Your instructions - Make an exact copy of the records, dropping all pictures.

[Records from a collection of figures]
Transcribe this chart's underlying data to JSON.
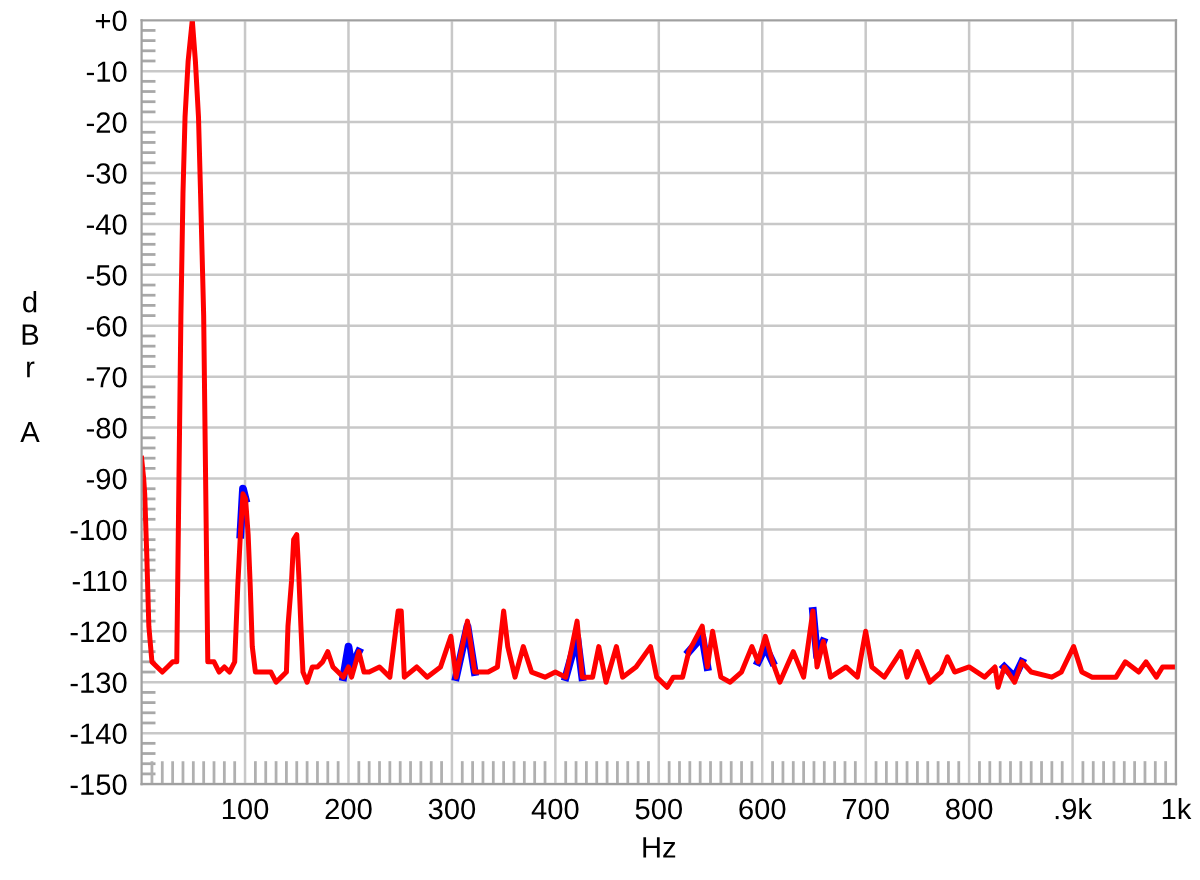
{
  "chart_data": {
    "type": "line",
    "xlabel": "Hz",
    "ylabel": "dBr A",
    "x": [
      0,
      2,
      3,
      5,
      7,
      10,
      15,
      20,
      25,
      30,
      34,
      36,
      38,
      40,
      42,
      45,
      49,
      52,
      55,
      57,
      60,
      62,
      64,
      70,
      75,
      80,
      85,
      90,
      93,
      95.5,
      98,
      100.5,
      103,
      105,
      107,
      110,
      120,
      125,
      130,
      135,
      140,
      141.5,
      145,
      147,
      150,
      152,
      154,
      156,
      160,
      165,
      170,
      175,
      180,
      185,
      190,
      195,
      200,
      203,
      210,
      215,
      220,
      230,
      240,
      248,
      251,
      254,
      266,
      276,
      289,
      299,
      304,
      315,
      322,
      335,
      344,
      350,
      354,
      361,
      369,
      377,
      390,
      400,
      410,
      421,
      426,
      436,
      442,
      449,
      459,
      465,
      478,
      492,
      498,
      508,
      514,
      523,
      529,
      542,
      547,
      552,
      560,
      569,
      580,
      590,
      596,
      603,
      610,
      617,
      630,
      640,
      649,
      653,
      659,
      666,
      681,
      692,
      700,
      706,
      718,
      734,
      740,
      750,
      762,
      773,
      779,
      786,
      800,
      815,
      825,
      828,
      834,
      844,
      851,
      860,
      880,
      889,
      901,
      909,
      919,
      932,
      942,
      951,
      964,
      971,
      981,
      987,
      1000
    ],
    "series": [
      {
        "color": "#0000ff",
        "x": [
          95.5,
          98,
          100.5,
          110,
          195,
          200,
          203,
          210,
          250,
          304,
          315,
          322,
          400,
          410,
          421,
          426,
          500,
          529,
          542,
          547,
          593,
          596,
          603,
          610,
          640,
          649,
          653,
          659,
          700,
          834,
          844,
          851
        ],
        "values": [
          -101,
          -92,
          -94,
          null,
          -129,
          -123,
          -127,
          -124,
          null,
          -129,
          -119,
          -128,
          null,
          -129,
          -121,
          -129,
          null,
          -124,
          -121,
          -127,
          null,
          -126,
          -123,
          -126,
          null,
          -116,
          -125,
          -122,
          null,
          -127,
          -129,
          -126
        ]
      },
      {
        "color": "#ff0000",
        "values": [
          -86,
          -90,
          -93,
          -105,
          -119,
          -126,
          -127,
          -128,
          -127,
          -126,
          -126,
          -92,
          -58,
          -34,
          -19,
          -8,
          0,
          -8,
          -19,
          -34,
          -58,
          -92,
          -126,
          -126,
          -128,
          -127,
          -128,
          -126,
          -111,
          -101,
          -93,
          -94,
          -101,
          -111,
          -123,
          -128,
          -128,
          -128,
          -130,
          -129,
          -128,
          -119,
          -110,
          -102,
          -101,
          -109,
          -119,
          -128,
          -130,
          -127,
          -127,
          -126,
          -124,
          -127,
          -128,
          -129,
          -127,
          -129,
          -124,
          -128,
          -128,
          -127,
          -129,
          -116,
          -116,
          -129,
          -127,
          -129,
          -127,
          -121,
          -129,
          -118,
          -128,
          -128,
          -127,
          -116,
          -123,
          -129,
          -123,
          -128,
          -129,
          -128,
          -129,
          -118,
          -129,
          -129,
          -123,
          -130,
          -123,
          -129,
          -127,
          -123,
          -129,
          -131,
          -129,
          -129,
          -124,
          -119,
          -127,
          -120,
          -129,
          -130,
          -128,
          -123,
          -126,
          -121,
          -126,
          -130,
          -124,
          -129,
          -116,
          -127,
          -122,
          -129,
          -127,
          -129,
          -120,
          -127,
          -129,
          -124,
          -129,
          -124,
          -130,
          -128,
          -125,
          -128,
          -127,
          -129,
          -127,
          -131,
          -127,
          -130,
          -126,
          -128,
          -129,
          -128,
          -123,
          -128,
          -129,
          -129,
          -129,
          -126,
          -128,
          -126,
          -129,
          -127,
          -127
        ]
      }
    ],
    "xlim": [
      0,
      1000
    ],
    "xticks": [
      100,
      200,
      300,
      400,
      500,
      600,
      700,
      800,
      {
        "value": 900,
        "label": ".9k"
      },
      {
        "value": 1000,
        "label": "1k"
      }
    ],
    "ylim": [
      -150,
      0
    ],
    "yticks": [
      -150,
      {
        "value": -148,
        "label": null
      },
      {
        "value": -146,
        "label": null
      },
      {
        "value": -144,
        "label": null
      },
      {
        "value": -142,
        "label": null
      },
      -140,
      {
        "value": -138,
        "label": null
      },
      {
        "value": -136,
        "label": null
      },
      {
        "value": -134,
        "label": null
      },
      {
        "value": -132,
        "label": null
      },
      -130,
      {
        "value": -128,
        "label": null
      },
      {
        "value": -126,
        "label": null
      },
      {
        "value": -124,
        "label": null
      },
      {
        "value": -122,
        "label": null
      },
      -120,
      {
        "value": -118,
        "label": null
      },
      {
        "value": -116,
        "label": null
      },
      {
        "value": -114,
        "label": null
      },
      {
        "value": -112,
        "label": null
      },
      -110,
      {
        "value": -108,
        "label": null
      },
      {
        "value": -106,
        "label": null
      },
      {
        "value": -104,
        "label": null
      },
      {
        "value": -102,
        "label": null
      },
      -100,
      {
        "value": -98,
        "label": null
      },
      {
        "value": -96,
        "label": null
      },
      {
        "value": -94,
        "label": null
      },
      {
        "value": -92,
        "label": null
      },
      -90,
      {
        "value": -88,
        "label": null
      },
      {
        "value": -86,
        "label": null
      },
      {
        "value": -84,
        "label": null
      },
      {
        "value": -82,
        "label": null
      },
      -80,
      {
        "value": -78,
        "label": null
      },
      {
        "value": -76,
        "label": null
      },
      {
        "value": -74,
        "label": null
      },
      {
        "value": -72,
        "label": null
      },
      -70,
      {
        "value": -68,
        "label": null
      },
      {
        "value": -66,
        "label": null
      },
      {
        "value": -64,
        "label": null
      },
      {
        "value": -62,
        "label": null
      },
      -60,
      {
        "value": -58,
        "label": null
      },
      {
        "value": -56,
        "label": null
      },
      {
        "value": -54,
        "label": null
      },
      {
        "value": -52,
        "label": null
      },
      -50,
      {
        "value": -48,
        "label": null
      },
      {
        "value": -46,
        "label": null
      },
      {
        "value": -44,
        "label": null
      },
      {
        "value": -42,
        "label": null
      },
      -40,
      {
        "value": -38,
        "label": null
      },
      {
        "value": -36,
        "label": null
      },
      {
        "value": -34,
        "label": null
      },
      {
        "value": -32,
        "label": null
      },
      -30,
      {
        "value": -28,
        "label": null
      },
      {
        "value": -26,
        "label": null
      },
      {
        "value": -24,
        "label": null
      },
      {
        "value": -22,
        "label": null
      },
      -20,
      {
        "value": -18,
        "label": null
      },
      {
        "value": -16,
        "label": null
      },
      {
        "value": -14,
        "label": null
      },
      {
        "value": -12,
        "label": null
      },
      -10,
      {
        "value": -8,
        "label": null
      },
      {
        "value": -6,
        "label": null
      },
      {
        "value": -4,
        "label": null
      },
      {
        "value": -2,
        "label": null
      },
      {
        "value": 0,
        "label": "+0"
      }
    ],
    "grid": true,
    "marker": "none",
    "line_style": "solid"
  }
}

Solution -
Transcribe this chart's underlying data to JSON.
{
  "chart_data": {
    "type": "line",
    "xlabel": "Hz",
    "ylabel": "dBr A",
    "x": [
      0,
      2,
      3,
      5,
      7,
      10,
      15,
      20,
      25,
      30,
      34,
      36,
      38,
      40,
      42,
      45,
      49,
      52,
      55,
      57,
      60,
      62,
      64,
      70,
      75,
      80,
      85,
      90,
      93,
      95.5,
      98,
      100.5,
      103,
      105,
      107,
      110,
      120,
      125,
      130,
      135,
      140,
      141.5,
      145,
      147,
      150,
      152,
      154,
      156,
      160,
      165,
      170,
      175,
      180,
      185,
      190,
      195,
      200,
      203,
      210,
      215,
      220,
      230,
      240,
      248,
      251,
      254,
      266,
      276,
      289,
      299,
      304,
      315,
      322,
      335,
      344,
      350,
      354,
      361,
      369,
      377,
      390,
      400,
      410,
      421,
      426,
      436,
      442,
      449,
      459,
      465,
      478,
      492,
      498,
      508,
      514,
      523,
      529,
      542,
      547,
      552,
      560,
      569,
      580,
      590,
      596,
      603,
      610,
      617,
      630,
      640,
      649,
      653,
      659,
      666,
      681,
      692,
      700,
      706,
      718,
      734,
      740,
      750,
      762,
      773,
      779,
      786,
      800,
      815,
      825,
      828,
      834,
      844,
      851,
      860,
      880,
      889,
      901,
      909,
      919,
      932,
      942,
      951,
      964,
      971,
      981,
      987,
      1000
    ],
    "series": [
      {
        "color": "#0000ff",
        "x": [
          95.5,
          98,
          100.5,
          110,
          195,
          200,
          203,
          210,
          250,
          304,
          315,
          322,
          400,
          410,
          421,
          426,
          500,
          529,
          542,
          547,
          593,
          596,
          603,
          610,
          640,
          649,
          653,
          659,
          700,
          834,
          844,
          851
        ],
        "values": [
          -101,
          -92,
          -94,
          null,
          -129,
          -123,
          -127,
          -124,
          null,
          -129,
          -119,
          -128,
          null,
          -129,
          -121,
          -129,
          null,
          -124,
          -121,
          -127,
          null,
          -126,
          -123,
          -126,
          null,
          -116,
          -125,
          -122,
          null,
          -127,
          -129,
          -126
        ]
      },
      {
        "color": "#ff0000",
        "values": [
          -86,
          -90,
          -93,
          -105,
          -119,
          -126,
          -127,
          -128,
          -127,
          -126,
          -126,
          -92,
          -58,
          -34,
          -19,
          -8,
          0,
          -8,
          -19,
          -34,
          -58,
          -92,
          -126,
          -126,
          -128,
          -127,
          -128,
          -126,
          -111,
          -101,
          -93,
          -94,
          -101,
          -111,
          -123,
          -128,
          -128,
          -128,
          -130,
          -129,
          -128,
          -119,
          -110,
          -102,
          -101,
          -109,
          -119,
          -128,
          -130,
          -127,
          -127,
          -126,
          -124,
          -127,
          -128,
          -129,
          -127,
          -129,
          -124,
          -128,
          -128,
          -127,
          -129,
          -116,
          -116,
          -129,
          -127,
          -129,
          -127,
          -121,
          -129,
          -118,
          -128,
          -128,
          -127,
          -116,
          -123,
          -129,
          -123,
          -128,
          -129,
          -128,
          -129,
          -118,
          -129,
          -129,
          -123,
          -130,
          -123,
          -129,
          -127,
          -123,
          -129,
          -131,
          -129,
          -129,
          -124,
          -119,
          -127,
          -120,
          -129,
          -130,
          -128,
          -123,
          -126,
          -121,
          -126,
          -130,
          -124,
          -129,
          -116,
          -127,
          -122,
          -129,
          -127,
          -129,
          -120,
          -127,
          -129,
          -124,
          -129,
          -124,
          -130,
          -128,
          -125,
          -128,
          -127,
          -129,
          -127,
          -131,
          -127,
          -130,
          -126,
          -128,
          -129,
          -128,
          -123,
          -128,
          -129,
          -129,
          -129,
          -126,
          -128,
          -126,
          -129,
          -127,
          -127
        ]
      }
    ],
    "xlim": [
      0,
      1000
    ],
    "xticks": [
      100,
      200,
      300,
      400,
      500,
      600,
      700,
      800,
      {
        "value": 900,
        "label": ".9k"
      },
      {
        "value": 1000,
        "label": "1k"
      }
    ],
    "ylim": [
      -150,
      0
    ],
    "yticks": [
      -150,
      {
        "value": -148,
        "label": null
      },
      {
        "value": -146,
        "label": null
      },
      {
        "value": -144,
        "label": null
      },
      {
        "value": -142,
        "label": null
      },
      -140,
      {
        "value": -138,
        "label": null
      },
      {
        "value": -136,
        "label": null
      },
      {
        "value": -134,
        "label": null
      },
      {
        "value": -132,
        "label": null
      },
      -130,
      {
        "value": -128,
        "label": null
      },
      {
        "value": -126,
        "label": null
      },
      {
        "value": -124,
        "label": null
      },
      {
        "value": -122,
        "label": null
      },
      -120,
      {
        "value": -118,
        "label": null
      },
      {
        "value": -116,
        "label": null
      },
      {
        "value": -114,
        "label": null
      },
      {
        "value": -112,
        "label": null
      },
      -110,
      {
        "value": -108,
        "label": null
      },
      {
        "value": -106,
        "label": null
      },
      {
        "value": -104,
        "label": null
      },
      {
        "value": -102,
        "label": null
      },
      -100,
      {
        "value": -98,
        "label": null
      },
      {
        "value": -96,
        "label": null
      },
      {
        "value": -94,
        "label": null
      },
      {
        "value": -92,
        "label": null
      },
      -90,
      {
        "value": -88,
        "label": null
      },
      {
        "value": -86,
        "label": null
      },
      {
        "value": -84,
        "label": null
      },
      {
        "value": -82,
        "label": null
      },
      -80,
      {
        "value": -78,
        "label": null
      },
      {
        "value": -76,
        "label": null
      },
      {
        "value": -74,
        "label": null
      },
      {
        "value": -72,
        "label": null
      },
      -70,
      {
        "value": -68,
        "label": null
      },
      {
        "value": -66,
        "label": null
      },
      {
        "value": -64,
        "label": null
      },
      {
        "value": -62,
        "label": null
      },
      -60,
      {
        "value": -58,
        "label": null
      },
      {
        "value": -56,
        "label": null
      },
      {
        "value": -54,
        "label": null
      },
      {
        "value": -52,
        "label": null
      },
      -50,
      {
        "value": -48,
        "label": null
      },
      {
        "value": -46,
        "label": null
      },
      {
        "value": -44,
        "label": null
      },
      {
        "value": -42,
        "label": null
      },
      -40,
      {
        "value": -38,
        "label": null
      },
      {
        "value": -36,
        "label": null
      },
      {
        "value": -34,
        "label": null
      },
      {
        "value": -32,
        "label": null
      },
      -30,
      {
        "value": -28,
        "label": null
      },
      {
        "value": -26,
        "label": null
      },
      {
        "value": -24,
        "label": null
      },
      {
        "value": -22,
        "label": null
      },
      -20,
      {
        "value": -18,
        "label": null
      },
      {
        "value": -16,
        "label": null
      },
      {
        "value": -14,
        "label": null
      },
      {
        "value": -12,
        "label": null
      },
      -10,
      {
        "value": -8,
        "label": null
      },
      {
        "value": -6,
        "label": null
      },
      {
        "value": -4,
        "label": null
      },
      {
        "value": -2,
        "label": null
      },
      {
        "value": 0,
        "label": "+0"
      }
    ],
    "grid": true,
    "marker": "none",
    "line_style": "solid"
  }
}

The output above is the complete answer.